__TASK DESCRIPTION__:
Write the material out again in full, word for word. Do not include the pictures.

(Records from a dataset)
____________

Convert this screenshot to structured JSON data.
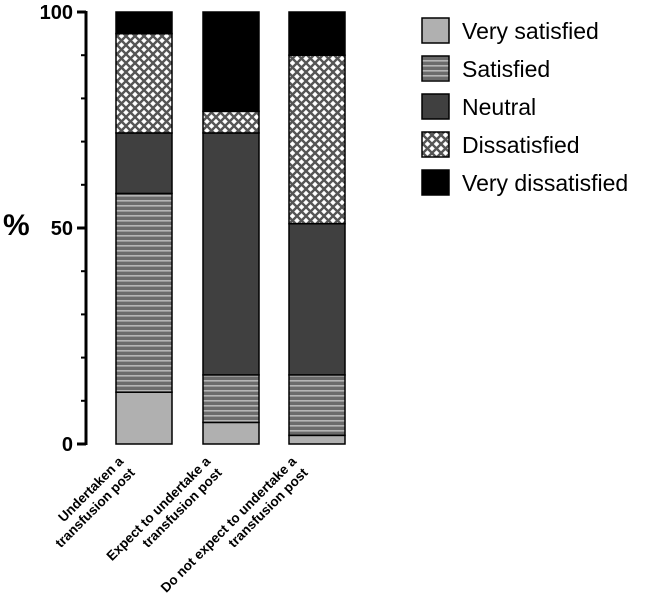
{
  "chart_data": {
    "type": "bar",
    "stacked": true,
    "title": "",
    "xlabel": "",
    "ylabel": "%",
    "ylim": [
      0,
      100
    ],
    "yticks": [
      0,
      50,
      100
    ],
    "categories": [
      [
        "Undertaken a",
        "transfusion post"
      ],
      [
        "Expect to undertake a",
        "transfusion post"
      ],
      [
        "Do not expect to undertake a",
        "transfusion post"
      ]
    ],
    "series": [
      {
        "name": "Very satisfied",
        "values": [
          12,
          5,
          2
        ],
        "color": "#b0b0b0",
        "pattern": "solid"
      },
      {
        "name": "Satisfied",
        "values": [
          46,
          11,
          14
        ],
        "color": "#6b6b6b",
        "pattern": "horizontal-lines"
      },
      {
        "name": "Neutral",
        "values": [
          14,
          56,
          35
        ],
        "color": "#404040",
        "pattern": "solid"
      },
      {
        "name": "Dissatisfied",
        "values": [
          23,
          5,
          39
        ],
        "color": "#8a8a8a",
        "pattern": "crosshatch"
      },
      {
        "name": "Very dissatisfied",
        "values": [
          5,
          23,
          10
        ],
        "color": "#000000",
        "pattern": "solid"
      }
    ],
    "legend_position": "top-right"
  }
}
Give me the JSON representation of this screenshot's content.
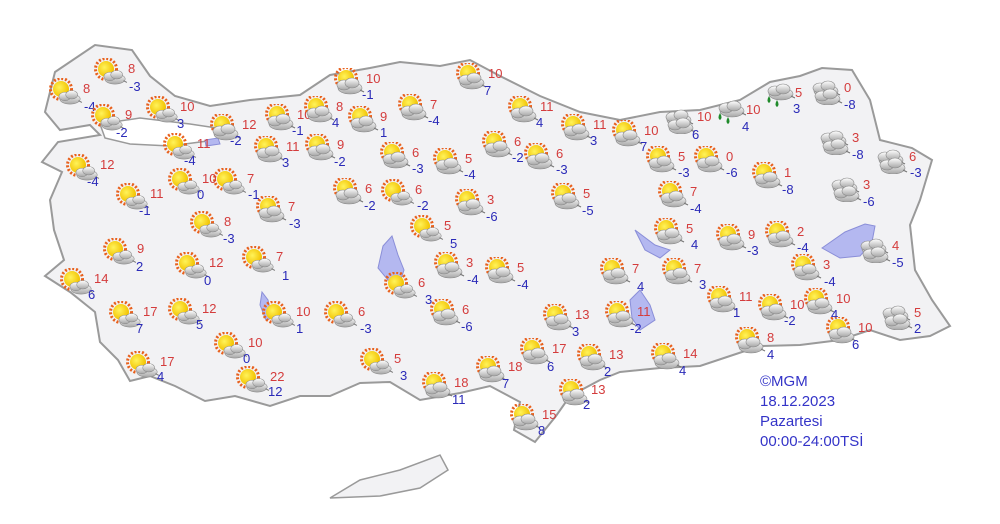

____________

__ANSWER FOR THIS EXERCISE__:
Convert this screenshot to structured JSON data.
{
  "chart_data": {
    "type": "bar",
    "stacked": true,
    "title": "",
    "xlabel": "",
    "ylabel": "%",
    "ylim": [
      0,
      100
    ],
    "yticks": [
      0,
      50,
      100
    ],
    "categories": [
      [
        "Undertaken a",
        "transfusion post"
      ],
      [
        "Expect to undertake a",
        "transfusion post"
      ],
      [
        "Do not expect to undertake a",
        "transfusion post"
      ]
    ],
    "series": [
      {
        "name": "Very satisfied",
        "values": [
          12,
          5,
          2
        ],
        "color": "#b0b0b0",
        "pattern": "solid"
      },
      {
        "name": "Satisfied",
        "values": [
          46,
          11,
          14
        ],
        "color": "#6b6b6b",
        "pattern": "horizontal-lines"
      },
      {
        "name": "Neutral",
        "values": [
          14,
          56,
          35
        ],
        "color": "#404040",
        "pattern": "solid"
      },
      {
        "name": "Dissatisfied",
        "values": [
          23,
          5,
          39
        ],
        "color": "#8a8a8a",
        "pattern": "crosshatch"
      },
      {
        "name": "Very dissatisfied",
        "values": [
          5,
          23,
          10
        ],
        "color": "#000000",
        "pattern": "solid"
      }
    ],
    "legend_position": "top-right"
  }
}
Give me the JSON representation of this screenshot's content.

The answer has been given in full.